** Written problem **
Extract all lines from the data beneath that include the word "MAQUINARIA".

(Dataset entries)
++++++++++

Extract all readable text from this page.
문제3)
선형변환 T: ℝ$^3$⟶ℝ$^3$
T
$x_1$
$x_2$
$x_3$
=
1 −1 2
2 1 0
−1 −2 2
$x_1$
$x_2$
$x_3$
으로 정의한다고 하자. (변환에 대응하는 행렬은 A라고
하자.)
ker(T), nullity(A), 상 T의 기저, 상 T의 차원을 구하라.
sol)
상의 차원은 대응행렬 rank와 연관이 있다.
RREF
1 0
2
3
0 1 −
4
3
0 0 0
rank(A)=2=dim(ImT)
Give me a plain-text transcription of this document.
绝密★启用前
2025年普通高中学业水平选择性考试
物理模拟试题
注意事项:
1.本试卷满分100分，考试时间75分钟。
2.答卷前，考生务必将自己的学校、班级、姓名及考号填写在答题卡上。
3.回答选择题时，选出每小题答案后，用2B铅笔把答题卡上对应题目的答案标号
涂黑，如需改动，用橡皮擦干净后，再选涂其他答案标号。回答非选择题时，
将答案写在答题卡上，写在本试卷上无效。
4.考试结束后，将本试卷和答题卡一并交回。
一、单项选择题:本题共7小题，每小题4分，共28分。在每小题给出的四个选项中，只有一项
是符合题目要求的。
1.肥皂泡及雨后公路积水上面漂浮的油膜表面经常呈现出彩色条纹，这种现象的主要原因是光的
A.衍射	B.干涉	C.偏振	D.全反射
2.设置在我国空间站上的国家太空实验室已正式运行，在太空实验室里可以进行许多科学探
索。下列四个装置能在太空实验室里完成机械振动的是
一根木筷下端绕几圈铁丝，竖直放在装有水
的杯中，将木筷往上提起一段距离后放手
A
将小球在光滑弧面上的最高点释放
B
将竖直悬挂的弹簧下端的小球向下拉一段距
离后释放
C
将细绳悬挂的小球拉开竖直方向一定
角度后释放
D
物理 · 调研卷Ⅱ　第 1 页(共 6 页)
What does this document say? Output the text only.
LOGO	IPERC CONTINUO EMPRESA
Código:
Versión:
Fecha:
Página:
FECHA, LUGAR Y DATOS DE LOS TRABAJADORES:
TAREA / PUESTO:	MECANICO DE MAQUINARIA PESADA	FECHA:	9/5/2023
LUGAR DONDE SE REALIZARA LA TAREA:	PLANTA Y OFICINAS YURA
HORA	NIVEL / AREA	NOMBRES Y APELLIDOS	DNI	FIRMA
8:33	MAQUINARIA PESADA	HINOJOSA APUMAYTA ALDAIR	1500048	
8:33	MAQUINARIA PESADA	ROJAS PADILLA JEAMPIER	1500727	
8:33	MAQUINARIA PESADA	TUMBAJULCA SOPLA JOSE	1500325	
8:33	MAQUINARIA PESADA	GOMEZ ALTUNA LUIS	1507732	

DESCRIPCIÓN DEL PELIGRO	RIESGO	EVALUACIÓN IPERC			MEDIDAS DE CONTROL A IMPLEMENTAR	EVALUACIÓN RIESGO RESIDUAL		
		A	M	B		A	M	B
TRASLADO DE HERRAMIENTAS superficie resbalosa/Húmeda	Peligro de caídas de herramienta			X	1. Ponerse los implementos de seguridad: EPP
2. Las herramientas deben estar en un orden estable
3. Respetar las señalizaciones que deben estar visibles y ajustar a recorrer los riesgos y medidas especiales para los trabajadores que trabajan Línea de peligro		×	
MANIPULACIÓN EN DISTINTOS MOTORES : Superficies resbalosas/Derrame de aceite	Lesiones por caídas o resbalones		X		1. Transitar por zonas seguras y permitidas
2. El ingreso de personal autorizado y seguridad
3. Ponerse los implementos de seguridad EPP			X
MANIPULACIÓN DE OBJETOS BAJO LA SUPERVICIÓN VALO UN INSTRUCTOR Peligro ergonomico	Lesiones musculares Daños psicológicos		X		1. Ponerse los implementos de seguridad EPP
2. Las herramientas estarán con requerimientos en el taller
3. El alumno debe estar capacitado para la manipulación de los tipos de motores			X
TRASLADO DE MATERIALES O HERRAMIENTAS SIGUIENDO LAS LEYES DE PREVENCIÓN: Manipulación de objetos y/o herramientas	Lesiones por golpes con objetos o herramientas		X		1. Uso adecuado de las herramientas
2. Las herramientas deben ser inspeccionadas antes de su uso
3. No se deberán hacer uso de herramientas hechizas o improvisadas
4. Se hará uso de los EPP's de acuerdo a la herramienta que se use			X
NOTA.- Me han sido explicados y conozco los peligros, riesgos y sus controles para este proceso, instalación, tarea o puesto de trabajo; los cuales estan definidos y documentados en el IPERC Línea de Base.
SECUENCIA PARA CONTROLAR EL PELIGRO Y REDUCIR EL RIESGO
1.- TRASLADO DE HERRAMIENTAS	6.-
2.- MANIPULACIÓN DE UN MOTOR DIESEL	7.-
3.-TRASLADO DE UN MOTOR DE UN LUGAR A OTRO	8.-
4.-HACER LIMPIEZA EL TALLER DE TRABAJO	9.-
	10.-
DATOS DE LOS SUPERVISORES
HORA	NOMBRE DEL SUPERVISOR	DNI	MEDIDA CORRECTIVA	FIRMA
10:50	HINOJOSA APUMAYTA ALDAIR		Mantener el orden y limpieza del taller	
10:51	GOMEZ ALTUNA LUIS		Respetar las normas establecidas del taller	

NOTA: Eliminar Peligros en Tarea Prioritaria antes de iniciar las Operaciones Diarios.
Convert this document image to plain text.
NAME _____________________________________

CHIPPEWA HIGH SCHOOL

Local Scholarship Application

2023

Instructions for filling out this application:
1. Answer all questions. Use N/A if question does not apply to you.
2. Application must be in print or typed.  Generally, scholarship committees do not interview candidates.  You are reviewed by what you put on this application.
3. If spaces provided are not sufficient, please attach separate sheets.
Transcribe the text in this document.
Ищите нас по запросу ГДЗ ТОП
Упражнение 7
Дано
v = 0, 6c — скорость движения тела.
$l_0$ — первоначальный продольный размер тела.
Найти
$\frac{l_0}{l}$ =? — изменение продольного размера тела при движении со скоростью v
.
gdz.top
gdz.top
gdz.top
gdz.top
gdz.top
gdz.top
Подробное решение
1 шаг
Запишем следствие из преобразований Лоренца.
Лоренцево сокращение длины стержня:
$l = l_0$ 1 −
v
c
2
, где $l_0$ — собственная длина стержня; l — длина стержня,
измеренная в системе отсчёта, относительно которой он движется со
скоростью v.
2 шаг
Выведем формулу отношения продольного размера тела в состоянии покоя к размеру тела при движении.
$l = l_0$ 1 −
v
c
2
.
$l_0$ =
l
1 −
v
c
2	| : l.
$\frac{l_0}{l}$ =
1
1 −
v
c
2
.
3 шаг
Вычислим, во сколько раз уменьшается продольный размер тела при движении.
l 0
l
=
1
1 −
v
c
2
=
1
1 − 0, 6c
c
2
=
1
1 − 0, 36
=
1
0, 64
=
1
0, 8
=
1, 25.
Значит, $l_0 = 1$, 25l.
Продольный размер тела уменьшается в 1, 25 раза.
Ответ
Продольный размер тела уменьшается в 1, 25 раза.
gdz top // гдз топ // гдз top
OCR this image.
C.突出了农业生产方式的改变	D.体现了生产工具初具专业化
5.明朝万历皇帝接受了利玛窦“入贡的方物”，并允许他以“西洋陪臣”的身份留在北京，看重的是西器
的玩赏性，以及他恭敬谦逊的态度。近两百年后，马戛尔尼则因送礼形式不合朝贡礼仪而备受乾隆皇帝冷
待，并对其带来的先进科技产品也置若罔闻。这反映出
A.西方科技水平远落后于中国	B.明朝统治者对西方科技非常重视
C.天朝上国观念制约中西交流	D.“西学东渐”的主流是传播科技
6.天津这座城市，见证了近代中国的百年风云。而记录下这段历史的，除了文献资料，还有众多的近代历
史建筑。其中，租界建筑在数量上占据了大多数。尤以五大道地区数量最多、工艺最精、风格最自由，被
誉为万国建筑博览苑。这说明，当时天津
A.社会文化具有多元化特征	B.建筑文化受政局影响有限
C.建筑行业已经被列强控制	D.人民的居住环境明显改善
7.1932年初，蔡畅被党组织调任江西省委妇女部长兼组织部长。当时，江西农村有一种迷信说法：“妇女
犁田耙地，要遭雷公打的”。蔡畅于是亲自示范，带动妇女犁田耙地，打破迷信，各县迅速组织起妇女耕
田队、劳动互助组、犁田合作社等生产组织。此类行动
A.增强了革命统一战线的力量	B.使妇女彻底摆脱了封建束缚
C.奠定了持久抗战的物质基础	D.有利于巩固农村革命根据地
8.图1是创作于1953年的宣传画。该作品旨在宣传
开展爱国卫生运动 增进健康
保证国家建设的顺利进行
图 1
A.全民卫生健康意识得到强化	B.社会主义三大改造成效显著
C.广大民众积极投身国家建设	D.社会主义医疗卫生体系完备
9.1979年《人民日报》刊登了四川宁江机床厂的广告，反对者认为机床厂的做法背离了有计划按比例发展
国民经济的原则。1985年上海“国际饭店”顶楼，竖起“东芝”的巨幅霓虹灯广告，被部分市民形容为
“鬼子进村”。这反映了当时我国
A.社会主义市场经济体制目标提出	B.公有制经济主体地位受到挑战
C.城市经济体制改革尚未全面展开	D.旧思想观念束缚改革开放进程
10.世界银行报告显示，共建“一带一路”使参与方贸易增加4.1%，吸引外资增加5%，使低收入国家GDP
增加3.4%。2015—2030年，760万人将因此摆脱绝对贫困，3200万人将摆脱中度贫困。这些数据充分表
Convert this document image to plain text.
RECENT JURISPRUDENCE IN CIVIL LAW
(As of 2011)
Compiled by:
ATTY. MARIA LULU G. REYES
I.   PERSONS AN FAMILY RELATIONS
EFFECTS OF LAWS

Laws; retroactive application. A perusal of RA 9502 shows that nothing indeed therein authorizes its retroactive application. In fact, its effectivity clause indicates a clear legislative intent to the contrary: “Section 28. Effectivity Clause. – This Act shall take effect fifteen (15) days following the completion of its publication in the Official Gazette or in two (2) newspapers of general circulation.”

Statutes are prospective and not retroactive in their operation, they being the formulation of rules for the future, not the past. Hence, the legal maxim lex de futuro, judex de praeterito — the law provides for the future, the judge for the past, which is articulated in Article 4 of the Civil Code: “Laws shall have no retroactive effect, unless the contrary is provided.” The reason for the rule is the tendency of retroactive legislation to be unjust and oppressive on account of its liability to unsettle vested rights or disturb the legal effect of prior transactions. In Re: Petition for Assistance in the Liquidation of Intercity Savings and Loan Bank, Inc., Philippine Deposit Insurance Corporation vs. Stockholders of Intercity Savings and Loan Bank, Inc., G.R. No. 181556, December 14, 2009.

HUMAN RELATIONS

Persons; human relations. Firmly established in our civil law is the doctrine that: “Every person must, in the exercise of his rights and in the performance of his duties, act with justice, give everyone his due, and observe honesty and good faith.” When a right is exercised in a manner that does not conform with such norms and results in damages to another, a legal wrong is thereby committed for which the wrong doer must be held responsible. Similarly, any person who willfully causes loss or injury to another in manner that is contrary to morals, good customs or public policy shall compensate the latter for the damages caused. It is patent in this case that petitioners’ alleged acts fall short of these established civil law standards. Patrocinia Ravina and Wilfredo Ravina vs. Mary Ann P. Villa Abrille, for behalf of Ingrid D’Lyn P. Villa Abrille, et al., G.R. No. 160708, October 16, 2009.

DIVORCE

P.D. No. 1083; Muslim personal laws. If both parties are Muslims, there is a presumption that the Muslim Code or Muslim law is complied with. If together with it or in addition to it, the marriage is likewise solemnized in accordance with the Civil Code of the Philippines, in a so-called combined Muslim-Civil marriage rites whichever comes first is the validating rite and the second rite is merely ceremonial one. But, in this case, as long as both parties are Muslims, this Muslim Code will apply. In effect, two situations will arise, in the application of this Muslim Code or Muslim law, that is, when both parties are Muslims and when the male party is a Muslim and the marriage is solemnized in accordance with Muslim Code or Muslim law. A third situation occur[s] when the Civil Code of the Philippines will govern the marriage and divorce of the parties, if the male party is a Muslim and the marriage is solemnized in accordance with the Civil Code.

++++++++++

** Exercise output **
TAREA / PUESTO:	MECANICO DE MAQUINARIA PESADA	FECHA:	9/5/2023
8:33	MAQUINARIA PESADA	HINOJOSA APUMAYTA ALDAIR	1500048	
8:33	MAQUINARIA PESADA	ROJAS PADILLA JEAMPIER	1500727	
8:33	MAQUINARIA PESADA	TUMBAJULCA SOPLA JOSE	1500325	
8:33	MAQUINARIA PESADA	GOMEZ ALTUNA LUIS	1507732	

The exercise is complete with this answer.